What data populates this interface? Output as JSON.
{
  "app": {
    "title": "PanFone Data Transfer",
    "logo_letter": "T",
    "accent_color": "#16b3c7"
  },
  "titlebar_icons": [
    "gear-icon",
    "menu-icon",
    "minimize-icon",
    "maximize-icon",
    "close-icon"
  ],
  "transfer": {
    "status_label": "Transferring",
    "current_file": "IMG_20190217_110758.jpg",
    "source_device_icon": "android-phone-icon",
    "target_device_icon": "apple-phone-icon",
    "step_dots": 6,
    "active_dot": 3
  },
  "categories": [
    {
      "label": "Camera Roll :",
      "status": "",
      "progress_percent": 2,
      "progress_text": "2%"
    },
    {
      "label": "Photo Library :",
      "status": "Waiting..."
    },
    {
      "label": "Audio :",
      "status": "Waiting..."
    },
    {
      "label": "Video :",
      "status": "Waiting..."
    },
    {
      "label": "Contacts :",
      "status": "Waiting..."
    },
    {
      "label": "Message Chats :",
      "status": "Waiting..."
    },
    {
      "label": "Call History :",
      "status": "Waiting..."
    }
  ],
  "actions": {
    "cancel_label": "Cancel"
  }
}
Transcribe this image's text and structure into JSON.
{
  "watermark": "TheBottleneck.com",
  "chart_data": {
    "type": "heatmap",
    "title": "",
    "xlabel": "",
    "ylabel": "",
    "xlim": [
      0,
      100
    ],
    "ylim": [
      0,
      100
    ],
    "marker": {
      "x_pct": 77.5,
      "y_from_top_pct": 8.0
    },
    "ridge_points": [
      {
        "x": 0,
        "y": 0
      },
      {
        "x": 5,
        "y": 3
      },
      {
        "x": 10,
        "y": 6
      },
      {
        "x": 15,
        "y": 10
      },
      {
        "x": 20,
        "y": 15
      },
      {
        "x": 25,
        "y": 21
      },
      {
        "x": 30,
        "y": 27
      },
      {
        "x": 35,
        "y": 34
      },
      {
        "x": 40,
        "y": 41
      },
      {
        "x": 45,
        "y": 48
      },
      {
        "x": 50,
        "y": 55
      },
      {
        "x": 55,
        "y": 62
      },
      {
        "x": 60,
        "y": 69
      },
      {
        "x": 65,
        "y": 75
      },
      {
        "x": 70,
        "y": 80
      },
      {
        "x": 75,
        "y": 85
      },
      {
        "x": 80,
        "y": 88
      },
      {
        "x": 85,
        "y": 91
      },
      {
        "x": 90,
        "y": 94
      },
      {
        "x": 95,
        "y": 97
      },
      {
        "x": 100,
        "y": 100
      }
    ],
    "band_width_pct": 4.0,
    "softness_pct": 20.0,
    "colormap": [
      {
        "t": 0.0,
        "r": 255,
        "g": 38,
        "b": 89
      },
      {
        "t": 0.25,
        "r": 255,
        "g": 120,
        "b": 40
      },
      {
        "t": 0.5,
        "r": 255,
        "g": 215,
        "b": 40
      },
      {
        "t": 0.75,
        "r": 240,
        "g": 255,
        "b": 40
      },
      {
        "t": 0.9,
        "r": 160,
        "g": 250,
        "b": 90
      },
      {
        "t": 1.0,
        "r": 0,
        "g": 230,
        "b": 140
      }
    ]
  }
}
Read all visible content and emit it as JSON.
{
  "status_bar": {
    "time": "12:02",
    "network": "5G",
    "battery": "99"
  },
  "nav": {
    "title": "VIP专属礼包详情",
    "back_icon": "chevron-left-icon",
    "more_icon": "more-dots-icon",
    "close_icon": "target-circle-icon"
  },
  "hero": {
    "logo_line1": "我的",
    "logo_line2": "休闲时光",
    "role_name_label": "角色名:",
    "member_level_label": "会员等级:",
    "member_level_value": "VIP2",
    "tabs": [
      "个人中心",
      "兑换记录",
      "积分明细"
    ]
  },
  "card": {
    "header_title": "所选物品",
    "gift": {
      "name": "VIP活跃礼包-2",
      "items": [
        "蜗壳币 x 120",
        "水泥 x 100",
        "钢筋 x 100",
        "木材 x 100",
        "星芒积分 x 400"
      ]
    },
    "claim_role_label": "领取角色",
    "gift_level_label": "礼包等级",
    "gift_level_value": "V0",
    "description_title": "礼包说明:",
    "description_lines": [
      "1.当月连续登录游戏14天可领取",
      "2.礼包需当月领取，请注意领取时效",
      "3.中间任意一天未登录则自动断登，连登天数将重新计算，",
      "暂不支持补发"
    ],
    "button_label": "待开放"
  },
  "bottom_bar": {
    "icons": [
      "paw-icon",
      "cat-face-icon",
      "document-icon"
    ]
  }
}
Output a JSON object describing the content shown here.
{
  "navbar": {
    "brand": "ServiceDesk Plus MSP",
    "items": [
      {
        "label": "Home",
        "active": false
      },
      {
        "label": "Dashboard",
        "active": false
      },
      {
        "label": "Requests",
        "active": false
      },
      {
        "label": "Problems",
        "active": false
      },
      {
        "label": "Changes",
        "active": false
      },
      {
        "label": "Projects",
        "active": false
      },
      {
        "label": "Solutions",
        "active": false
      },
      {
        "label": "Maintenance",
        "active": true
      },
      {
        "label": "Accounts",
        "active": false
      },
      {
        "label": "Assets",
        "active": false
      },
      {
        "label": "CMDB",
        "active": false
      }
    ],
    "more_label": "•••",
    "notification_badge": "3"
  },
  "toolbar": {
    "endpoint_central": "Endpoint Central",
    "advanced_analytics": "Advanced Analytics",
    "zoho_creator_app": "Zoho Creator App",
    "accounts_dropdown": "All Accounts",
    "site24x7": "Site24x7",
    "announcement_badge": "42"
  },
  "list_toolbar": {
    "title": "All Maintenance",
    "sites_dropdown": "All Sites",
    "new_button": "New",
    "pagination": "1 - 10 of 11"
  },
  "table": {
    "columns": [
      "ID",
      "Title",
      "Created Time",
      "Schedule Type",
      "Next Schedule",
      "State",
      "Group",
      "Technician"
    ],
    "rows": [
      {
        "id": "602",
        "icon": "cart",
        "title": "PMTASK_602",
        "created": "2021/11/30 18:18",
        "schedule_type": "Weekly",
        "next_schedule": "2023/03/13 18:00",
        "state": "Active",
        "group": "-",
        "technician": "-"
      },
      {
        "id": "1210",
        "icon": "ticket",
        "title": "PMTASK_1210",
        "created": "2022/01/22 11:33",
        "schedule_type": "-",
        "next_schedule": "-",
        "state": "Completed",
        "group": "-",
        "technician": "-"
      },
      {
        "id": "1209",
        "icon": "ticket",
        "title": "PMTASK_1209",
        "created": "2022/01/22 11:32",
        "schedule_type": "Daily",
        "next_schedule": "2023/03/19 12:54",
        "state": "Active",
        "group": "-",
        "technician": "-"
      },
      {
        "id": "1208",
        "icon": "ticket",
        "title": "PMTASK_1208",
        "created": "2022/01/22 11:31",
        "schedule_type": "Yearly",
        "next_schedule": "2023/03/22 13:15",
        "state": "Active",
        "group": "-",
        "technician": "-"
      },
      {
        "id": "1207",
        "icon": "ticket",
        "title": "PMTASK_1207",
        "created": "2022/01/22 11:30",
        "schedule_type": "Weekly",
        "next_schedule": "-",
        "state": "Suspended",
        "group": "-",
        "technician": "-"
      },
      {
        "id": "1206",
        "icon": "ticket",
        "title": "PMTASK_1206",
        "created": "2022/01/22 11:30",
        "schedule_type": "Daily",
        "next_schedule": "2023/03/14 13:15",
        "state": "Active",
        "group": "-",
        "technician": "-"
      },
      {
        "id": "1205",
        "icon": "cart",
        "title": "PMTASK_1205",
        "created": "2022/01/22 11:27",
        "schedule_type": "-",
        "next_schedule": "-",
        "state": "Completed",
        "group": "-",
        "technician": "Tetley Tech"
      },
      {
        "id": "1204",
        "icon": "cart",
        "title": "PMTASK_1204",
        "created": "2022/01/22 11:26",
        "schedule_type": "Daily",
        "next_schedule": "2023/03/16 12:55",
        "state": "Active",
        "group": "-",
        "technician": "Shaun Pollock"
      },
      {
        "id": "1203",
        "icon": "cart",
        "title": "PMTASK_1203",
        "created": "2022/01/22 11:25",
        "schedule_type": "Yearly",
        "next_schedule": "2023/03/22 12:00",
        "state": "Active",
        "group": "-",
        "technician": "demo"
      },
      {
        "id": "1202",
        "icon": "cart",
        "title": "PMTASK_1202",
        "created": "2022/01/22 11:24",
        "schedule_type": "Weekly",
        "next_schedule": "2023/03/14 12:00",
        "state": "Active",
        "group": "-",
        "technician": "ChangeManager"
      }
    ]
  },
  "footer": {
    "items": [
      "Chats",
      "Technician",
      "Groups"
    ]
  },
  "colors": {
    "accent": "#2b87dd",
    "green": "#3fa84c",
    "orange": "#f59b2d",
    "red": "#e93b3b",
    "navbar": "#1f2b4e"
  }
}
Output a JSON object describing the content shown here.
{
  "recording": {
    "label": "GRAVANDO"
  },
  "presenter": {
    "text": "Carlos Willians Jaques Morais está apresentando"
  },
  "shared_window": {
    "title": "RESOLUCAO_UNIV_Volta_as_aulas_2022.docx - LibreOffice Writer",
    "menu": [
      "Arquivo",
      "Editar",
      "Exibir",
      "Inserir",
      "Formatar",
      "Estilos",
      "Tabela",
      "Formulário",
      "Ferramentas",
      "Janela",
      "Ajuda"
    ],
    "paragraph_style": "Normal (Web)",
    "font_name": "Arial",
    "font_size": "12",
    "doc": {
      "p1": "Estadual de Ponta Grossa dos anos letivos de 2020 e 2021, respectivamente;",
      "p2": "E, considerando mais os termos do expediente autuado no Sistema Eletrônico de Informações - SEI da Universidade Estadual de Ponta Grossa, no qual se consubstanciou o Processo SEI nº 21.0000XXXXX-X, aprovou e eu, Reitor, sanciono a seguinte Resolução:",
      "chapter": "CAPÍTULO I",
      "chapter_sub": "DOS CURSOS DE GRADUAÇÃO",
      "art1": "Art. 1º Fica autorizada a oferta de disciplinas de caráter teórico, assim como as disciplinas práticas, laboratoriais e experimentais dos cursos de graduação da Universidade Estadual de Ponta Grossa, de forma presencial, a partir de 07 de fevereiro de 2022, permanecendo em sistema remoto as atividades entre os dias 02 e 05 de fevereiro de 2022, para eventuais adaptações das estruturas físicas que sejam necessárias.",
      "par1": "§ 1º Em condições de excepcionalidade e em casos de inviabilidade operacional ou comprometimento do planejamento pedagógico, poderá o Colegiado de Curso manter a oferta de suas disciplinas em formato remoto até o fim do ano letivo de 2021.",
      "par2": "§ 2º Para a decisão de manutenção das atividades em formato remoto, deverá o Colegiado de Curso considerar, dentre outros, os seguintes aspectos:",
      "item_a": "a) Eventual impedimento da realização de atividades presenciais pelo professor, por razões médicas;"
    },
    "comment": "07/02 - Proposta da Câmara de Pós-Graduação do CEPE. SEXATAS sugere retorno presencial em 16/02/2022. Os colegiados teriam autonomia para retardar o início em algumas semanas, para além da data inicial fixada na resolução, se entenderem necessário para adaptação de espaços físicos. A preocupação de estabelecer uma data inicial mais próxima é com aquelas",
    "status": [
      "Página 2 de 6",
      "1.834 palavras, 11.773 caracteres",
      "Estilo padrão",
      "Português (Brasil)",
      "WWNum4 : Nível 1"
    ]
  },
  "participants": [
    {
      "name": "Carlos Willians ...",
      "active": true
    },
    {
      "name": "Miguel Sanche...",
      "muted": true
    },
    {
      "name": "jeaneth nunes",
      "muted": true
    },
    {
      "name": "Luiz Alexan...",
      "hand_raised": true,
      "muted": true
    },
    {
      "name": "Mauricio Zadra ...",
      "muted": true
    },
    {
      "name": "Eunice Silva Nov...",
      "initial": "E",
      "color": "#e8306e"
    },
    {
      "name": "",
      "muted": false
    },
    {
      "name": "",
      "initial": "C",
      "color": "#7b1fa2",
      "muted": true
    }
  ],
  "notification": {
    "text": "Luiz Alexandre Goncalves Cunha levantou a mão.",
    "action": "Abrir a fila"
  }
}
☆ ☆ ☆ ☆
Scan the listing above. Gather each line that contains the word "JSON".

What data populates this interface? Output as JSON.
Transcribe this image's text and structure into JSON.
Read all visible content and emit it as JSON.
Output a JSON object describing the content shown here.
Output a JSON object describing the content shown here.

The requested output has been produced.